What to do:
Check every line below for the word "energía" and copy the ones that have it.
======== The data
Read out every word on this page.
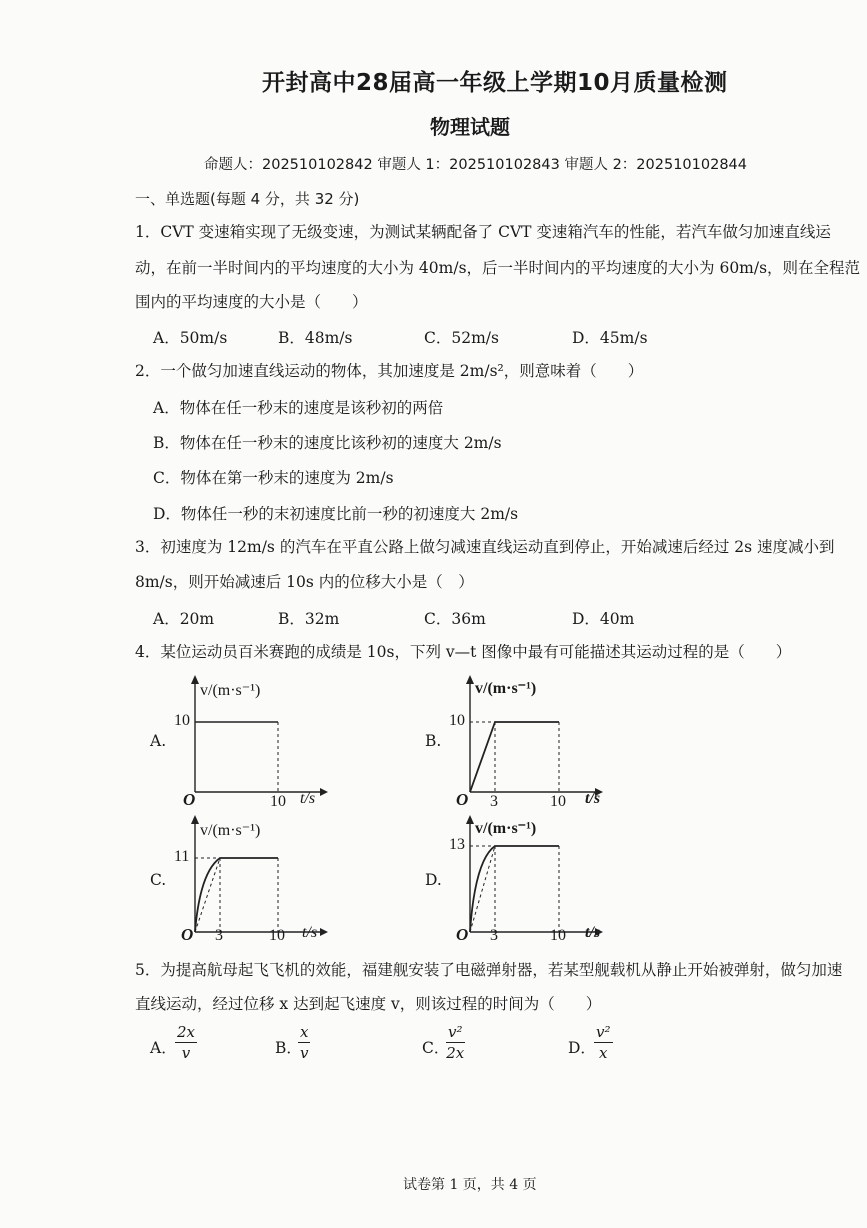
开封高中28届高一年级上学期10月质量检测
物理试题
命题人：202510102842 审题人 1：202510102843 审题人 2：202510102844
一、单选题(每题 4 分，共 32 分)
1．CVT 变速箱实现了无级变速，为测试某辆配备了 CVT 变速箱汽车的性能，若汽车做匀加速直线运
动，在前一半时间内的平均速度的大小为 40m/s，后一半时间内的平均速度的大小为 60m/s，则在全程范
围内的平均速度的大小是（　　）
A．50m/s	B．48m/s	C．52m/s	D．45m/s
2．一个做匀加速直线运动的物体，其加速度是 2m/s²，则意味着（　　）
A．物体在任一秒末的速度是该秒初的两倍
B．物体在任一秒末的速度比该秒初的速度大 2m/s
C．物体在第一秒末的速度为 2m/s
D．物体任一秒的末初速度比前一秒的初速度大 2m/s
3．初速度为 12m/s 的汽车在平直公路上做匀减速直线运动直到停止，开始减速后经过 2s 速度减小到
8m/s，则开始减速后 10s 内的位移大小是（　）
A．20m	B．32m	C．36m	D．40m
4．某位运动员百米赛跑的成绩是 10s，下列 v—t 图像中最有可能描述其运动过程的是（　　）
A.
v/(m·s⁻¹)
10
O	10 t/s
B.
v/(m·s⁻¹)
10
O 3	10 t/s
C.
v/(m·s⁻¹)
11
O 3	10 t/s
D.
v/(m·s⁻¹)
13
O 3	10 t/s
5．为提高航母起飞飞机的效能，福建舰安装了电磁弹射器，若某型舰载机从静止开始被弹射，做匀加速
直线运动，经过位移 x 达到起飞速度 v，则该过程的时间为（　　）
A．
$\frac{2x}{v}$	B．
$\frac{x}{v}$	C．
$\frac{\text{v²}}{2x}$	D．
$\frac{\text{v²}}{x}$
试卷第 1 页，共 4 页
================
======== The data
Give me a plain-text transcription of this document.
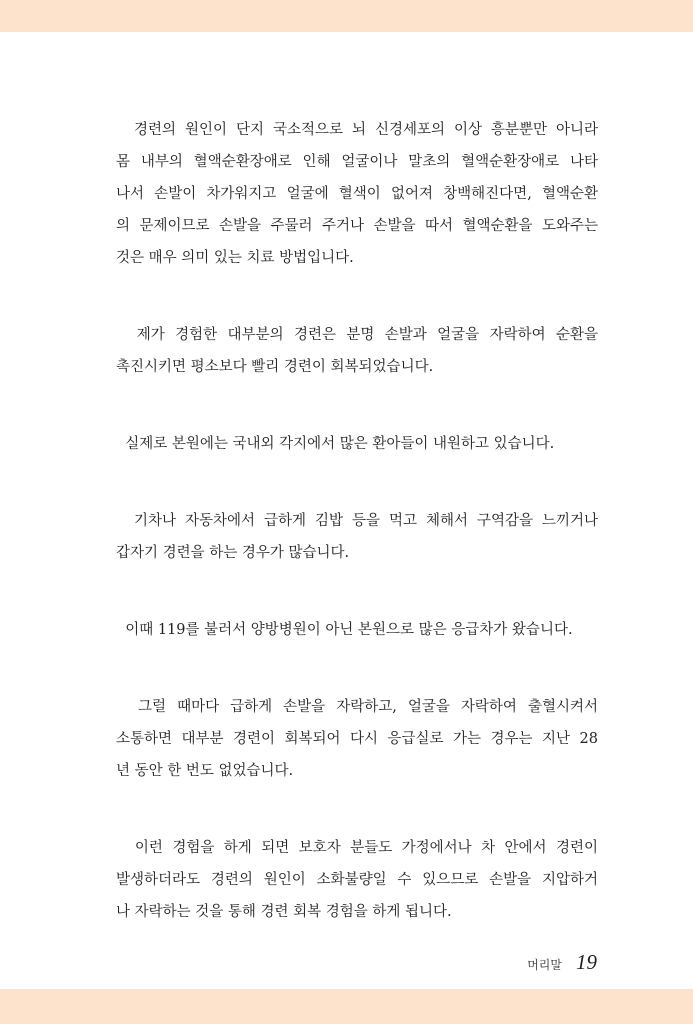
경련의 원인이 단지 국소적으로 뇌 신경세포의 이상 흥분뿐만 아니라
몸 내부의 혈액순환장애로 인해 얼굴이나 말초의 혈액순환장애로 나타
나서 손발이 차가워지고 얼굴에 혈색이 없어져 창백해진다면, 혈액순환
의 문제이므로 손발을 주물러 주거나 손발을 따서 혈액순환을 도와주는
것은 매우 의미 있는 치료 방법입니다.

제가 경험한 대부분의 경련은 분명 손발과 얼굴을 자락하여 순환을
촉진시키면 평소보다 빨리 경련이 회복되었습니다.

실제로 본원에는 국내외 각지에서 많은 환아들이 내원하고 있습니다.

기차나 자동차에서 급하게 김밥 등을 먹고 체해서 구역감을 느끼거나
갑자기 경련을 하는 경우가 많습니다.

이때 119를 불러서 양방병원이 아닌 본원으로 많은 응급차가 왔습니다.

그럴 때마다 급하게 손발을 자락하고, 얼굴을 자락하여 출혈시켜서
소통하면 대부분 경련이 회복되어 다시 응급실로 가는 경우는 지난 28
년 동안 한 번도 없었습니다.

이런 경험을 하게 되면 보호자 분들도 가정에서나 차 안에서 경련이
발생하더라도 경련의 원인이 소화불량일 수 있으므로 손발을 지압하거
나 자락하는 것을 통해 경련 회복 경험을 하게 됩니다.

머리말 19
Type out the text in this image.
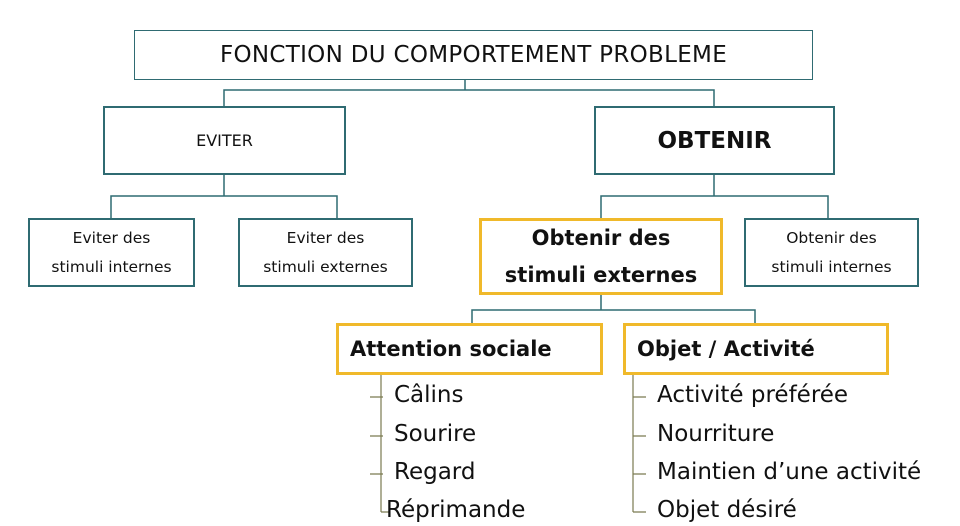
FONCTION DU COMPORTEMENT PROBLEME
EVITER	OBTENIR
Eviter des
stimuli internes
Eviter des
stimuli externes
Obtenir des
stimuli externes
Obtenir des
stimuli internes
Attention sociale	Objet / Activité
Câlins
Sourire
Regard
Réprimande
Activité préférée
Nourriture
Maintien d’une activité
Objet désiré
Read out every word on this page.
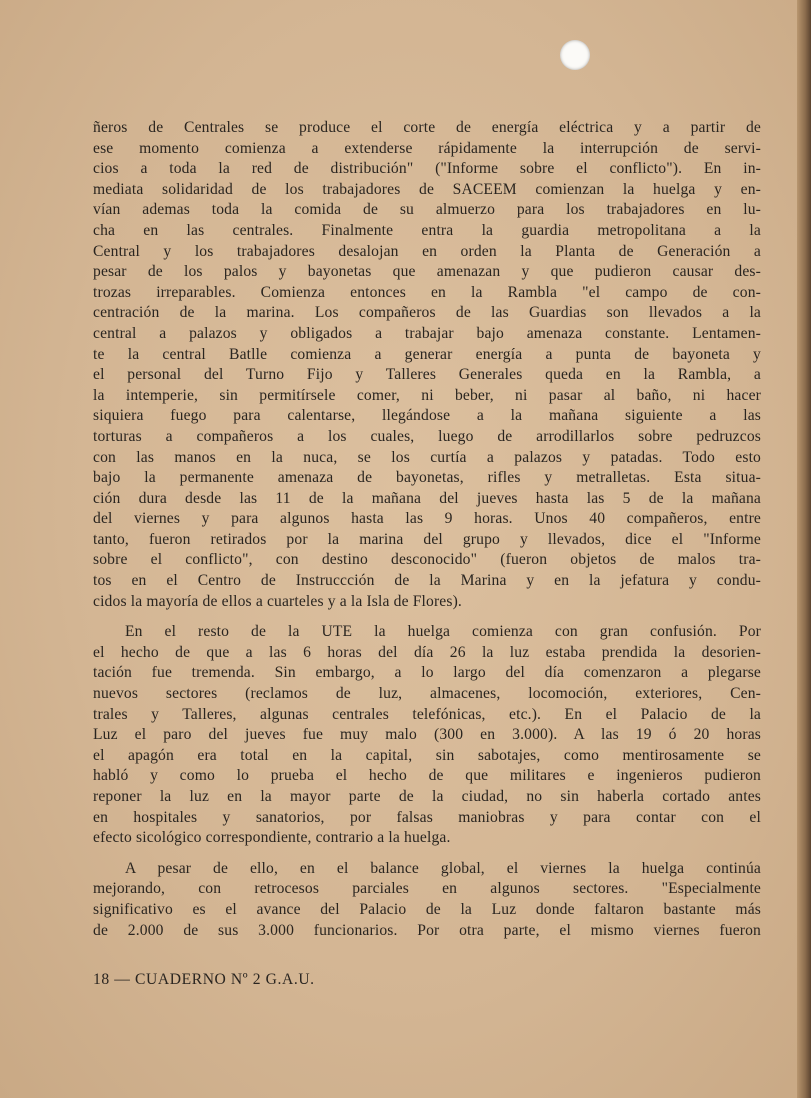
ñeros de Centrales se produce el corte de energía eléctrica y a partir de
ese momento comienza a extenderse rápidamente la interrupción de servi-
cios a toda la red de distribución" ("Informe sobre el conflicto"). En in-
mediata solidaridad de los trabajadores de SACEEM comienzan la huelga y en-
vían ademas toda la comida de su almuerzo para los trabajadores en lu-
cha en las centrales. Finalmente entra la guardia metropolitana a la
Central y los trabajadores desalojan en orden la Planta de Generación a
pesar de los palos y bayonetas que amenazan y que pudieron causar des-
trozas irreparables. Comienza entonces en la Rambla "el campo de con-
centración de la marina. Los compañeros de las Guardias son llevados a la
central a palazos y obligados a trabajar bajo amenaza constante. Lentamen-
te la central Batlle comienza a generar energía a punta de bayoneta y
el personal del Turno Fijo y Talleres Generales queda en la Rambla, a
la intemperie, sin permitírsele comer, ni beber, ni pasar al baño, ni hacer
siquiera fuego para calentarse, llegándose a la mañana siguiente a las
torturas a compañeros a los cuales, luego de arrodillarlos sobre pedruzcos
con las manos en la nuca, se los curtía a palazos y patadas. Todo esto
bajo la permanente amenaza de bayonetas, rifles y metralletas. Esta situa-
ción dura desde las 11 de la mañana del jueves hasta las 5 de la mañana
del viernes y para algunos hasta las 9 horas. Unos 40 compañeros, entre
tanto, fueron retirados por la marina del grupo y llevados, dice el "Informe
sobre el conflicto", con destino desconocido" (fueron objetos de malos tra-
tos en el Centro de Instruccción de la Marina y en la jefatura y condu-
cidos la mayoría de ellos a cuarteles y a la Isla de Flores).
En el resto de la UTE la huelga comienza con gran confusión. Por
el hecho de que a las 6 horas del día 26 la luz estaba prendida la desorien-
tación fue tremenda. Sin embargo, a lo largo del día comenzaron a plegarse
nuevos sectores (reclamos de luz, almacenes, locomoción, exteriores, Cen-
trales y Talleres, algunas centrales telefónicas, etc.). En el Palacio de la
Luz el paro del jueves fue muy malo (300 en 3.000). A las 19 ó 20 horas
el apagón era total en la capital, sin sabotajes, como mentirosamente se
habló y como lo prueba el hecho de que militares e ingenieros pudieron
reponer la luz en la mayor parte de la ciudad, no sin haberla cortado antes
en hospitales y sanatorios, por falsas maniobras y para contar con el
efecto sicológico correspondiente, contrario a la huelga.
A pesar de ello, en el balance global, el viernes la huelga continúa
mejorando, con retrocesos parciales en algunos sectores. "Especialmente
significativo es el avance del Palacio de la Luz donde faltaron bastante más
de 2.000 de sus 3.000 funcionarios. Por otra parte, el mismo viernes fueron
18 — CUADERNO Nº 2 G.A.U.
================
======== The data
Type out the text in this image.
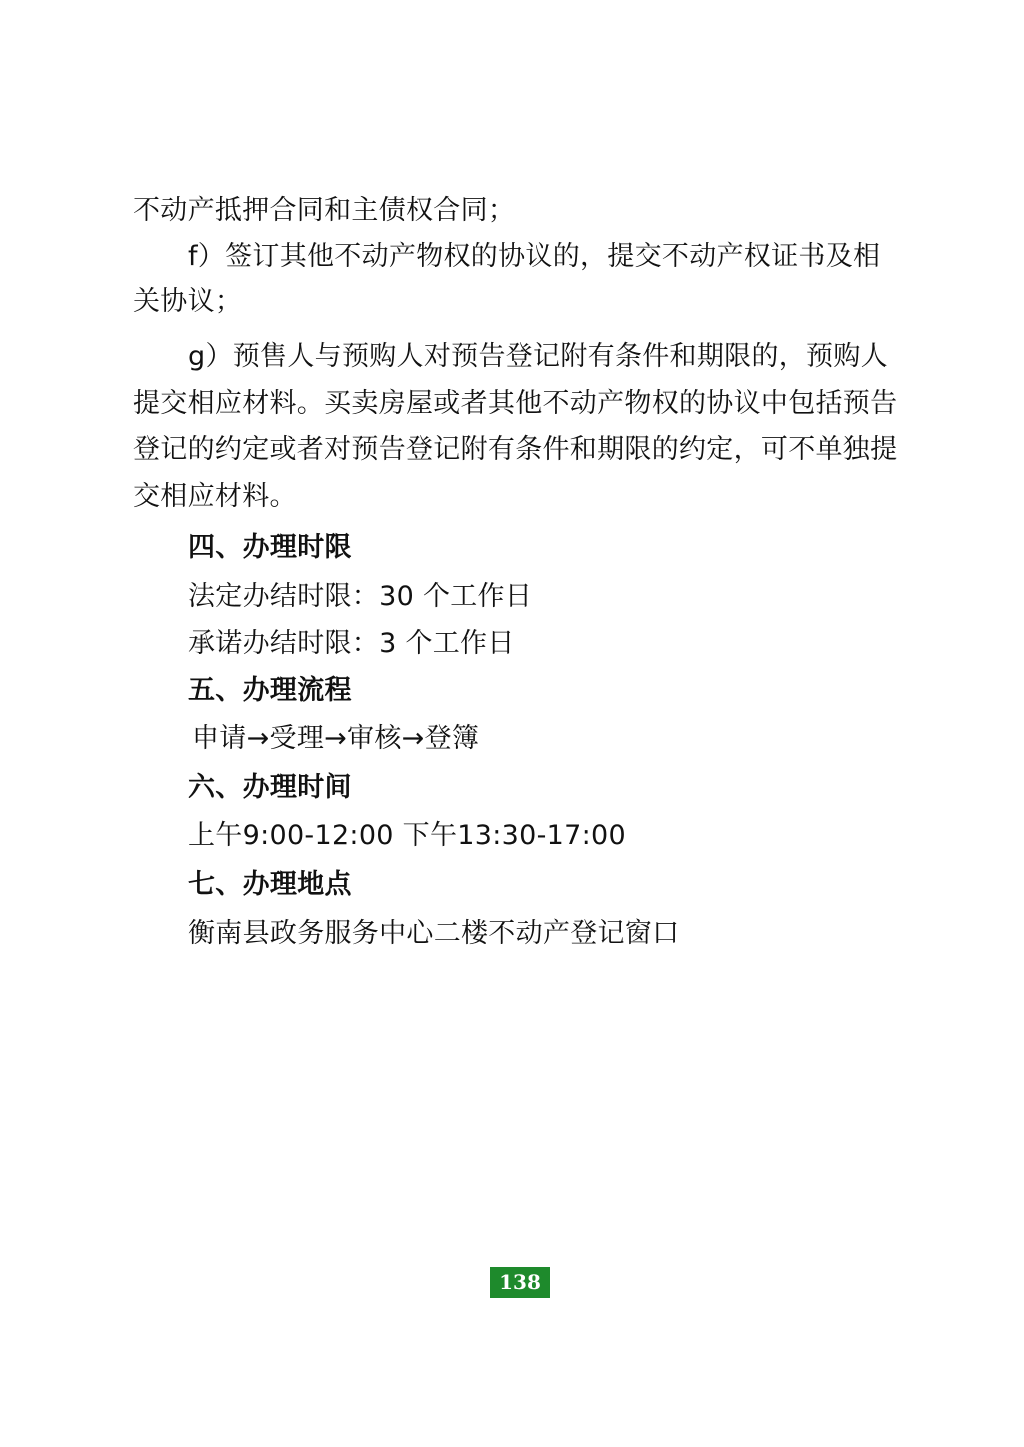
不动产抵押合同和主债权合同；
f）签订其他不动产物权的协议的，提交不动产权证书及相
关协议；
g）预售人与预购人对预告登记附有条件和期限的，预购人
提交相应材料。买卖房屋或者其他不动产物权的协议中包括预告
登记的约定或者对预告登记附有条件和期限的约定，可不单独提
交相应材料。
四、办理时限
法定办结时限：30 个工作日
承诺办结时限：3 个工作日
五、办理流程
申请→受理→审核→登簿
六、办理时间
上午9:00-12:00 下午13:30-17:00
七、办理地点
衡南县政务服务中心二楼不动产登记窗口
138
================
Exercise response:
ñeros de Centrales se produce el corte de energía eléctrica y a partir de
te la central Batlle comienza a generar energía a punta de bayoneta y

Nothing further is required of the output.